### [Task statement]
Pictures aside, quote the whole listing exactly.

[Dataset items]

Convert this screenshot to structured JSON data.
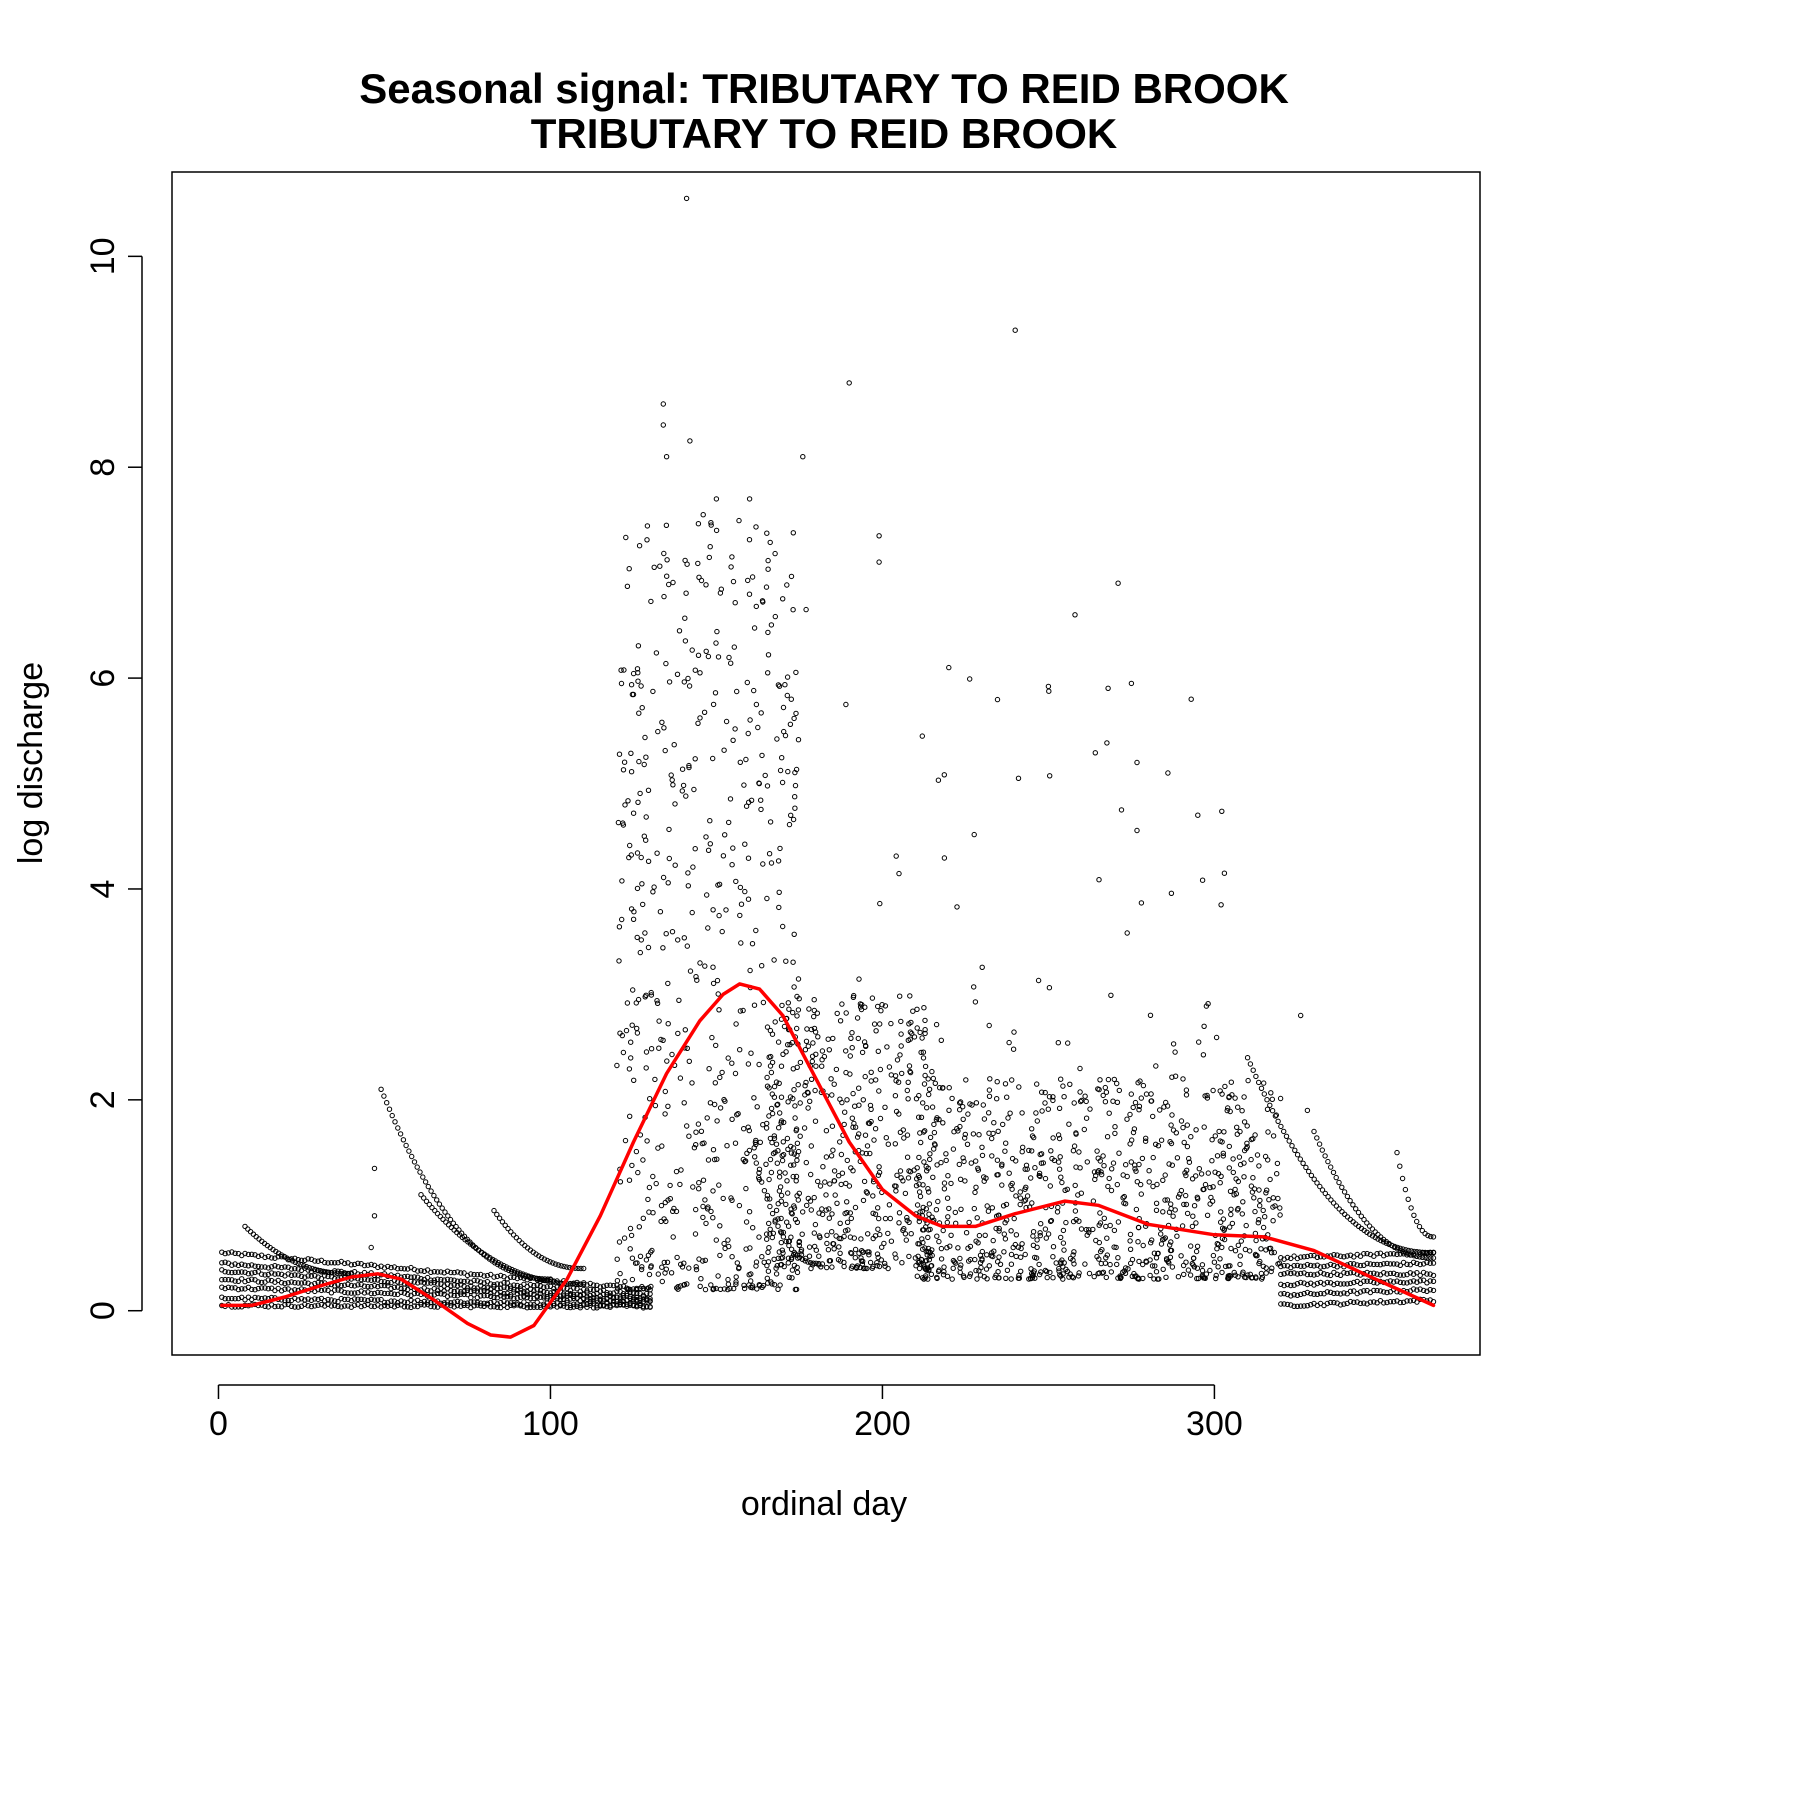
{
  "chart_data": {
    "type": "scatter",
    "title": "Seasonal signal: TRIBUTARY TO REID BROOK",
    "subtitle": "TRIBUTARY TO REID BROOK",
    "xlabel": "ordinal day",
    "ylabel": "log discharge",
    "xlim": [
      -14,
      380
    ],
    "ylim": [
      -0.42,
      10.8
    ],
    "xticks": [
      0,
      100,
      200,
      300
    ],
    "yticks": [
      0,
      2,
      4,
      6,
      8,
      10
    ],
    "grid": false,
    "legend": "none",
    "point_color": "#000000",
    "smooth_color": "#ff0000",
    "seasonal_curve": {
      "x": [
        1,
        10,
        20,
        30,
        40,
        48,
        55,
        65,
        75,
        82,
        88,
        95,
        105,
        115,
        125,
        135,
        145,
        152,
        157,
        163,
        170,
        180,
        190,
        200,
        210,
        218,
        228,
        240,
        255,
        265,
        280,
        300,
        315,
        330,
        345,
        366
      ],
      "y": [
        0.05,
        0.05,
        0.13,
        0.23,
        0.32,
        0.35,
        0.3,
        0.1,
        -0.12,
        -0.23,
        -0.25,
        -0.14,
        0.3,
        0.9,
        1.6,
        2.25,
        2.75,
        3.0,
        3.1,
        3.05,
        2.8,
        2.2,
        1.6,
        1.15,
        0.9,
        0.8,
        0.8,
        0.92,
        1.04,
        1.0,
        0.82,
        0.72,
        0.7,
        0.57,
        0.35,
        0.05
      ]
    },
    "baseline_bands": [
      {
        "x": [
          1,
          130
        ],
        "y": [
          0.55,
          0.2
        ]
      },
      {
        "x": [
          1,
          130
        ],
        "y": [
          0.45,
          0.15
        ]
      },
      {
        "x": [
          1,
          130
        ],
        "y": [
          0.38,
          0.12
        ]
      },
      {
        "x": [
          1,
          130
        ],
        "y": [
          0.3,
          0.1
        ]
      },
      {
        "x": [
          1,
          130
        ],
        "y": [
          0.22,
          0.08
        ]
      },
      {
        "x": [
          1,
          130
        ],
        "y": [
          0.12,
          0.05
        ]
      },
      {
        "x": [
          1,
          130
        ],
        "y": [
          0.05,
          0.04
        ]
      },
      {
        "x": [
          320,
          366
        ],
        "y": [
          0.5,
          0.55
        ]
      },
      {
        "x": [
          320,
          366
        ],
        "y": [
          0.42,
          0.45
        ]
      },
      {
        "x": [
          320,
          366
        ],
        "y": [
          0.35,
          0.35
        ]
      },
      {
        "x": [
          320,
          366
        ],
        "y": [
          0.25,
          0.28
        ]
      },
      {
        "x": [
          320,
          366
        ],
        "y": [
          0.15,
          0.2
        ]
      },
      {
        "x": [
          320,
          366
        ],
        "y": [
          0.05,
          0.1
        ]
      }
    ],
    "recession_curves": [
      {
        "x": [
          49,
          100
        ],
        "y": [
          2.1,
          0.3
        ]
      },
      {
        "x": [
          61,
          110
        ],
        "y": [
          1.1,
          0.25
        ]
      },
      {
        "x": [
          8,
          40
        ],
        "y": [
          0.8,
          0.35
        ]
      },
      {
        "x": [
          83,
          110
        ],
        "y": [
          0.95,
          0.4
        ]
      },
      {
        "x": [
          310,
          366
        ],
        "y": [
          2.4,
          0.55
        ]
      },
      {
        "x": [
          330,
          366
        ],
        "y": [
          1.7,
          0.5
        ]
      },
      {
        "x": [
          355,
          366
        ],
        "y": [
          1.5,
          0.7
        ]
      },
      {
        "x": [
          162,
          180
        ],
        "y": [
          1.4,
          0.45
        ]
      }
    ],
    "scatter_clusters": [
      {
        "x_range": [
          120,
          175
        ],
        "y_range": [
          0.2,
          7.5
        ],
        "count": 650
      },
      {
        "x_range": [
          165,
          215
        ],
        "y_range": [
          0.4,
          3.0
        ],
        "count": 500
      },
      {
        "x_range": [
          210,
          320
        ],
        "y_range": [
          0.3,
          2.2
        ],
        "count": 900
      },
      {
        "x_range": [
          185,
          305
        ],
        "y_range": [
          2.0,
          6.0
        ],
        "count": 70
      }
    ],
    "outliers": [
      {
        "x": 141,
        "y": 10.55
      },
      {
        "x": 240,
        "y": 9.3
      },
      {
        "x": 190,
        "y": 8.8
      },
      {
        "x": 134,
        "y": 8.6
      },
      {
        "x": 134,
        "y": 8.4
      },
      {
        "x": 142,
        "y": 8.25
      },
      {
        "x": 176,
        "y": 8.1
      },
      {
        "x": 135,
        "y": 8.1
      },
      {
        "x": 150,
        "y": 7.7
      },
      {
        "x": 160,
        "y": 7.7
      },
      {
        "x": 146,
        "y": 7.55
      },
      {
        "x": 199,
        "y": 7.35
      },
      {
        "x": 199,
        "y": 7.1
      },
      {
        "x": 271,
        "y": 6.9
      },
      {
        "x": 258,
        "y": 6.6
      },
      {
        "x": 177,
        "y": 6.65
      },
      {
        "x": 220,
        "y": 6.1
      },
      {
        "x": 275,
        "y": 5.95
      },
      {
        "x": 293,
        "y": 5.8
      },
      {
        "x": 189,
        "y": 5.75
      },
      {
        "x": 212,
        "y": 5.45
      },
      {
        "x": 286,
        "y": 5.1
      },
      {
        "x": 241,
        "y": 5.05
      },
      {
        "x": 295,
        "y": 4.7
      },
      {
        "x": 272,
        "y": 4.75
      },
      {
        "x": 303,
        "y": 4.15
      },
      {
        "x": 302,
        "y": 3.85
      },
      {
        "x": 326,
        "y": 2.8
      },
      {
        "x": 328,
        "y": 1.9
      },
      {
        "x": 47,
        "y": 1.35
      },
      {
        "x": 47,
        "y": 0.9
      },
      {
        "x": 46,
        "y": 0.6
      }
    ]
  }
}
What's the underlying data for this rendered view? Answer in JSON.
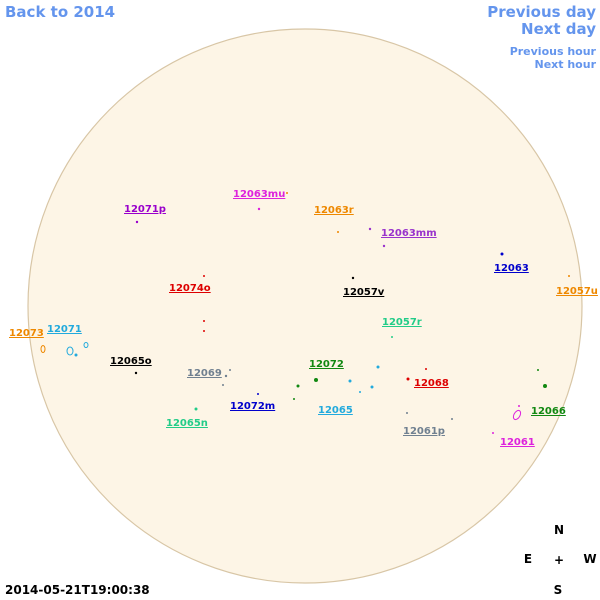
{
  "header": {
    "back_link": "Back to 2014",
    "previous_day": "Previous day",
    "next_day": "Next day",
    "previous_hour": "Previous hour",
    "next_hour": "Next hour"
  },
  "regions": [
    {
      "label": "12071p",
      "color": "#9900cc"
    },
    {
      "label": "12063mu",
      "color": "#dd22dd"
    },
    {
      "label": "12063r",
      "color": "#ee8800"
    },
    {
      "label": "12063mm",
      "color": "#9933cc"
    },
    {
      "label": "12063",
      "color": "#0000cc"
    },
    {
      "label": "12057u",
      "color": "#ee8800"
    },
    {
      "label": "12074o",
      "color": "#dd0000"
    },
    {
      "label": "12057v",
      "color": "#000000"
    },
    {
      "label": "12057r",
      "color": "#22cc88"
    },
    {
      "label": "12073",
      "color": "#ee8800"
    },
    {
      "label": "12071",
      "color": "#22aadd"
    },
    {
      "label": "12065o",
      "color": "#000000"
    },
    {
      "label": "12069",
      "color": "#708090"
    },
    {
      "label": "12072",
      "color": "#118811"
    },
    {
      "label": "12068",
      "color": "#dd0000"
    },
    {
      "label": "12072m",
      "color": "#0000cc"
    },
    {
      "label": "12065",
      "color": "#22aadd"
    },
    {
      "label": "12066",
      "color": "#118811"
    },
    {
      "label": "12065n",
      "color": "#22cc88"
    },
    {
      "label": "12061p",
      "color": "#708090"
    },
    {
      "label": "12061",
      "color": "#dd22dd"
    }
  ],
  "compass": {
    "north": "N",
    "east": "E",
    "center": "+",
    "west": "W",
    "south": "S"
  },
  "timestamp": "2014-05-21T19:00:38"
}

### [Answer to this problem]
Convert this screenshot to structured JSON data.
{
  "chart_data": {
    "type": "scatter",
    "title": "Seasonal signal: TRIBUTARY TO REID BROOK",
    "subtitle": "TRIBUTARY TO REID BROOK",
    "xlabel": "ordinal day",
    "ylabel": "log discharge",
    "xlim": [
      -14,
      380
    ],
    "ylim": [
      -0.42,
      10.8
    ],
    "xticks": [
      0,
      100,
      200,
      300
    ],
    "yticks": [
      0,
      2,
      4,
      6,
      8,
      10
    ],
    "grid": false,
    "legend": "none",
    "point_color": "#000000",
    "smooth_color": "#ff0000",
    "seasonal_curve": {
      "x": [
        1,
        10,
        20,
        30,
        40,
        48,
        55,
        65,
        75,
        82,
        88,
        95,
        105,
        115,
        125,
        135,
        145,
        152,
        157,
        163,
        170,
        180,
        190,
        200,
        210,
        218,
        228,
        240,
        255,
        265,
        280,
        300,
        315,
        330,
        345,
        366
      ],
      "y": [
        0.05,
        0.05,
        0.13,
        0.23,
        0.32,
        0.35,
        0.3,
        0.1,
        -0.12,
        -0.23,
        -0.25,
        -0.14,
        0.3,
        0.9,
        1.6,
        2.25,
        2.75,
        3.0,
        3.1,
        3.05,
        2.8,
        2.2,
        1.6,
        1.15,
        0.9,
        0.8,
        0.8,
        0.92,
        1.04,
        1.0,
        0.82,
        0.72,
        0.7,
        0.57,
        0.35,
        0.05
      ]
    },
    "baseline_bands": [
      {
        "x": [
          1,
          130
        ],
        "y": [
          0.55,
          0.2
        ]
      },
      {
        "x": [
          1,
          130
        ],
        "y": [
          0.45,
          0.15
        ]
      },
      {
        "x": [
          1,
          130
        ],
        "y": [
          0.38,
          0.12
        ]
      },
      {
        "x": [
          1,
          130
        ],
        "y": [
          0.3,
          0.1
        ]
      },
      {
        "x": [
          1,
          130
        ],
        "y": [
          0.22,
          0.08
        ]
      },
      {
        "x": [
          1,
          130
        ],
        "y": [
          0.12,
          0.05
        ]
      },
      {
        "x": [
          1,
          130
        ],
        "y": [
          0.05,
          0.04
        ]
      },
      {
        "x": [
          320,
          366
        ],
        "y": [
          0.5,
          0.55
        ]
      },
      {
        "x": [
          320,
          366
        ],
        "y": [
          0.42,
          0.45
        ]
      },
      {
        "x": [
          320,
          366
        ],
        "y": [
          0.35,
          0.35
        ]
      },
      {
        "x": [
          320,
          366
        ],
        "y": [
          0.25,
          0.28
        ]
      },
      {
        "x": [
          320,
          366
        ],
        "y": [
          0.15,
          0.2
        ]
      },
      {
        "x": [
          320,
          366
        ],
        "y": [
          0.05,
          0.1
        ]
      }
    ],
    "recession_curves": [
      {
        "x": [
          49,
          100
        ],
        "y": [
          2.1,
          0.3
        ]
      },
      {
        "x": [
          61,
          110
        ],
        "y": [
          1.1,
          0.25
        ]
      },
      {
        "x": [
          8,
          40
        ],
        "y": [
          0.8,
          0.35
        ]
      },
      {
        "x": [
          83,
          110
        ],
        "y": [
          0.95,
          0.4
        ]
      },
      {
        "x": [
          310,
          366
        ],
        "y": [
          2.4,
          0.55
        ]
      },
      {
        "x": [
          330,
          366
        ],
        "y": [
          1.7,
          0.5
        ]
      },
      {
        "x": [
          355,
          366
        ],
        "y": [
          1.5,
          0.7
        ]
      },
      {
        "x": [
          162,
          180
        ],
        "y": [
          1.4,
          0.45
        ]
      }
    ],
    "scatter_clusters": [
      {
        "x_range": [
          120,
          175
        ],
        "y_range": [
          0.2,
          7.5
        ],
        "count": 650
      },
      {
        "x_range": [
          165,
          215
        ],
        "y_range": [
          0.4,
          3.0
        ],
        "count": 500
      },
      {
        "x_range": [
          210,
          320
        ],
        "y_range": [
          0.3,
          2.2
        ],
        "count": 900
      },
      {
        "x_range": [
          185,
          305
        ],
        "y_range": [
          2.0,
          6.0
        ],
        "count": 70
      }
    ],
    "outliers": [
      {
        "x": 141,
        "y": 10.55
      },
      {
        "x": 240,
        "y": 9.3
      },
      {
        "x": 190,
        "y": 8.8
      },
      {
        "x": 134,
        "y": 8.6
      },
      {
        "x": 134,
        "y": 8.4
      },
      {
        "x": 142,
        "y": 8.25
      },
      {
        "x": 176,
        "y": 8.1
      },
      {
        "x": 135,
        "y": 8.1
      },
      {
        "x": 150,
        "y": 7.7
      },
      {
        "x": 160,
        "y": 7.7
      },
      {
        "x": 146,
        "y": 7.55
      },
      {
        "x": 199,
        "y": 7.35
      },
      {
        "x": 199,
        "y": 7.1
      },
      {
        "x": 271,
        "y": 6.9
      },
      {
        "x": 258,
        "y": 6.6
      },
      {
        "x": 177,
        "y": 6.65
      },
      {
        "x": 220,
        "y": 6.1
      },
      {
        "x": 275,
        "y": 5.95
      },
      {
        "x": 293,
        "y": 5.8
      },
      {
        "x": 189,
        "y": 5.75
      },
      {
        "x": 212,
        "y": 5.45
      },
      {
        "x": 286,
        "y": 5.1
      },
      {
        "x": 241,
        "y": 5.05
      },
      {
        "x": 295,
        "y": 4.7
      },
      {
        "x": 272,
        "y": 4.75
      },
      {
        "x": 303,
        "y": 4.15
      },
      {
        "x": 302,
        "y": 3.85
      },
      {
        "x": 326,
        "y": 2.8
      },
      {
        "x": 328,
        "y": 1.9
      },
      {
        "x": 47,
        "y": 1.35
      },
      {
        "x": 47,
        "y": 0.9
      },
      {
        "x": 46,
        "y": 0.6
      }
    ]
  }
}
What's the underlying data for this rendered view? Answer in JSON.
{
  "header": {
    "back_link": "Back to 2014",
    "previous_day": "Previous day",
    "next_day": "Next day",
    "previous_hour": "Previous hour",
    "next_hour": "Next hour"
  },
  "regions": [
    {
      "label": "12071p",
      "color": "#9900cc"
    },
    {
      "label": "12063mu",
      "color": "#dd22dd"
    },
    {
      "label": "12063r",
      "color": "#ee8800"
    },
    {
      "label": "12063mm",
      "color": "#9933cc"
    },
    {
      "label": "12063",
      "color": "#0000cc"
    },
    {
      "label": "12057u",
      "color": "#ee8800"
    },
    {
      "label": "12074o",
      "color": "#dd0000"
    },
    {
      "label": "12057v",
      "color": "#000000"
    },
    {
      "label": "12057r",
      "color": "#22cc88"
    },
    {
      "label": "12073",
      "color": "#ee8800"
    },
    {
      "label": "12071",
      "color": "#22aadd"
    },
    {
      "label": "12065o",
      "color": "#000000"
    },
    {
      "label": "12069",
      "color": "#708090"
    },
    {
      "label": "12072",
      "color": "#118811"
    },
    {
      "label": "12068",
      "color": "#dd0000"
    },
    {
      "label": "12072m",
      "color": "#0000cc"
    },
    {
      "label": "12065",
      "color": "#22aadd"
    },
    {
      "label": "12066",
      "color": "#118811"
    },
    {
      "label": "12065n",
      "color": "#22cc88"
    },
    {
      "label": "12061p",
      "color": "#708090"
    },
    {
      "label": "12061",
      "color": "#dd22dd"
    }
  ],
  "compass": {
    "north": "N",
    "east": "E",
    "center": "+",
    "west": "W",
    "south": "S"
  },
  "timestamp": "2014-05-21T19:00:38"
}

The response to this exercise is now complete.